Identify, in the records below, every line where the string "diffuses" appears, and copy each such line.
— begin SOURCE DATA —
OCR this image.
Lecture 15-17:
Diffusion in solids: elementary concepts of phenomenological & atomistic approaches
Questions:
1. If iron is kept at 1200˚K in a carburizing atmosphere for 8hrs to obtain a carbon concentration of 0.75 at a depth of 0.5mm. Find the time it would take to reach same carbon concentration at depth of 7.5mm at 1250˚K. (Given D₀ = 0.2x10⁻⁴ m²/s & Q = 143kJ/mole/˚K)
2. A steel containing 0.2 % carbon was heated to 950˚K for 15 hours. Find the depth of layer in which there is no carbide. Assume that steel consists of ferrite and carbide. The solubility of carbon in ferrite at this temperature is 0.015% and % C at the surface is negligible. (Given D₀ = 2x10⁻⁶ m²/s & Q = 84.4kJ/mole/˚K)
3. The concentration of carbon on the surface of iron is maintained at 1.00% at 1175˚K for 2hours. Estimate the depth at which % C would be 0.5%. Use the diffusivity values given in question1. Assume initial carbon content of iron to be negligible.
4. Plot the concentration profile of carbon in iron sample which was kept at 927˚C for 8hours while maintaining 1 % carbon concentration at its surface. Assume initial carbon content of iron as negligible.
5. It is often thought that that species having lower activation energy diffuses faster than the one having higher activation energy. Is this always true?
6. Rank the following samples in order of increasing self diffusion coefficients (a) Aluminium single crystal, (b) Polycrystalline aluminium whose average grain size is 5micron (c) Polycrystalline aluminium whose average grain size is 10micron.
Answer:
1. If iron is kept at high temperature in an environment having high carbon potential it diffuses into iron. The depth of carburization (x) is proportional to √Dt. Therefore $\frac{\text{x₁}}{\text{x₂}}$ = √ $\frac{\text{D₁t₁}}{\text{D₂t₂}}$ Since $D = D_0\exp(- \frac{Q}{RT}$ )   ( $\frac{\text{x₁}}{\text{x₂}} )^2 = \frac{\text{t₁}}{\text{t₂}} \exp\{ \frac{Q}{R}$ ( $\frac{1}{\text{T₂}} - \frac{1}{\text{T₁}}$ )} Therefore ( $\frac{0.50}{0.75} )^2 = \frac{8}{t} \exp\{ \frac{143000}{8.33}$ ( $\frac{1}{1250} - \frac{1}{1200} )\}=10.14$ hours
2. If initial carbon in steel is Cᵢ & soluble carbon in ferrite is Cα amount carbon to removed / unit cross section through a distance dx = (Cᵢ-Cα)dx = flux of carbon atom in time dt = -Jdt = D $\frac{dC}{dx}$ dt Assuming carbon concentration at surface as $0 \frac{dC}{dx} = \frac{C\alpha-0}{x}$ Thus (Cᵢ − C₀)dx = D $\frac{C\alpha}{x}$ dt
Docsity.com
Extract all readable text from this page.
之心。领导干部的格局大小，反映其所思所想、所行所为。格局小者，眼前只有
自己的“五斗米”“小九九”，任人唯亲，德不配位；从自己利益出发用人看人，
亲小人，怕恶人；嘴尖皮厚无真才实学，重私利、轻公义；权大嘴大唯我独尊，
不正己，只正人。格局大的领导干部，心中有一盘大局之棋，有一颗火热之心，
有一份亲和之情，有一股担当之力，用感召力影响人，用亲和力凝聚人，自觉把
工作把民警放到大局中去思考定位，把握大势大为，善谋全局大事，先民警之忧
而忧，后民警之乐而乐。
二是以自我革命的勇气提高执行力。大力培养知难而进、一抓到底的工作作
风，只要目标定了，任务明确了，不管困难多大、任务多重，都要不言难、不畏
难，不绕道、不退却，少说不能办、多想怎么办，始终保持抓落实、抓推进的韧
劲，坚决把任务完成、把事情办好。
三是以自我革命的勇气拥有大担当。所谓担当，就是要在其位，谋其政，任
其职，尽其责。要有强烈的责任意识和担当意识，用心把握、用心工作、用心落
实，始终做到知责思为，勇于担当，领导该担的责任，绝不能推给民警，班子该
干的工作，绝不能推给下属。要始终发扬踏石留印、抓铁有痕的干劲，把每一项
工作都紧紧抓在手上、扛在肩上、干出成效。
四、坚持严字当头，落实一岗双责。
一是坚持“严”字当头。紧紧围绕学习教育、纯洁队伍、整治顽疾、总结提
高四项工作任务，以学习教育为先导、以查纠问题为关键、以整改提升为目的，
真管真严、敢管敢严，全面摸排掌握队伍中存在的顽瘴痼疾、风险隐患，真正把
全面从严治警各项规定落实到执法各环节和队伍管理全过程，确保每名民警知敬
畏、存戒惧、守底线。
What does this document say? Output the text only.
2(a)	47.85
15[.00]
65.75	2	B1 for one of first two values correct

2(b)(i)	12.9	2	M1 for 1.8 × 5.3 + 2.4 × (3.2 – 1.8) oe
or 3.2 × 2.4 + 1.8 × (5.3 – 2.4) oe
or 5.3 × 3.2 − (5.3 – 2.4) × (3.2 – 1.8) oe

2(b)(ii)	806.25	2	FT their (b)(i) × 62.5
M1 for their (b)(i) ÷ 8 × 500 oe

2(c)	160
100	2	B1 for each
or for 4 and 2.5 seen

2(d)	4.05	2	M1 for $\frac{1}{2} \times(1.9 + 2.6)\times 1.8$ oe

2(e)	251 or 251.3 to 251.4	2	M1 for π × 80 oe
— end SOURCE DATA —
• [EXERCISE SOLUTION]:
5. It is often thought that that species having lower activation energy diffuses faster than the one having higher activation energy. Is this always true?
1. If iron is kept at high temperature in an environment having high carbon potential it diffuses into iron. The depth of carburization (x) is proportional to √Dt. Therefore $\frac{\text{x₁}}{\text{x₂}}$ = √ $\frac{\text{D₁t₁}}{\text{D₂t₂}}$ Since $D = D_0\exp(- \frac{Q}{RT}$ )   ( $\frac{\text{x₁}}{\text{x₂}} )^2 = \frac{\text{t₁}}{\text{t₂}} \exp\{ \frac{Q}{R}$ ( $\frac{1}{\text{T₂}} - \frac{1}{\text{T₁}}$ )} Therefore ( $\frac{0.50}{0.75} )^2 = \frac{8}{t} \exp\{ \frac{143000}{8.33}$ ( $\frac{1}{1250} - \frac{1}{1200} )\}=10.14$ hours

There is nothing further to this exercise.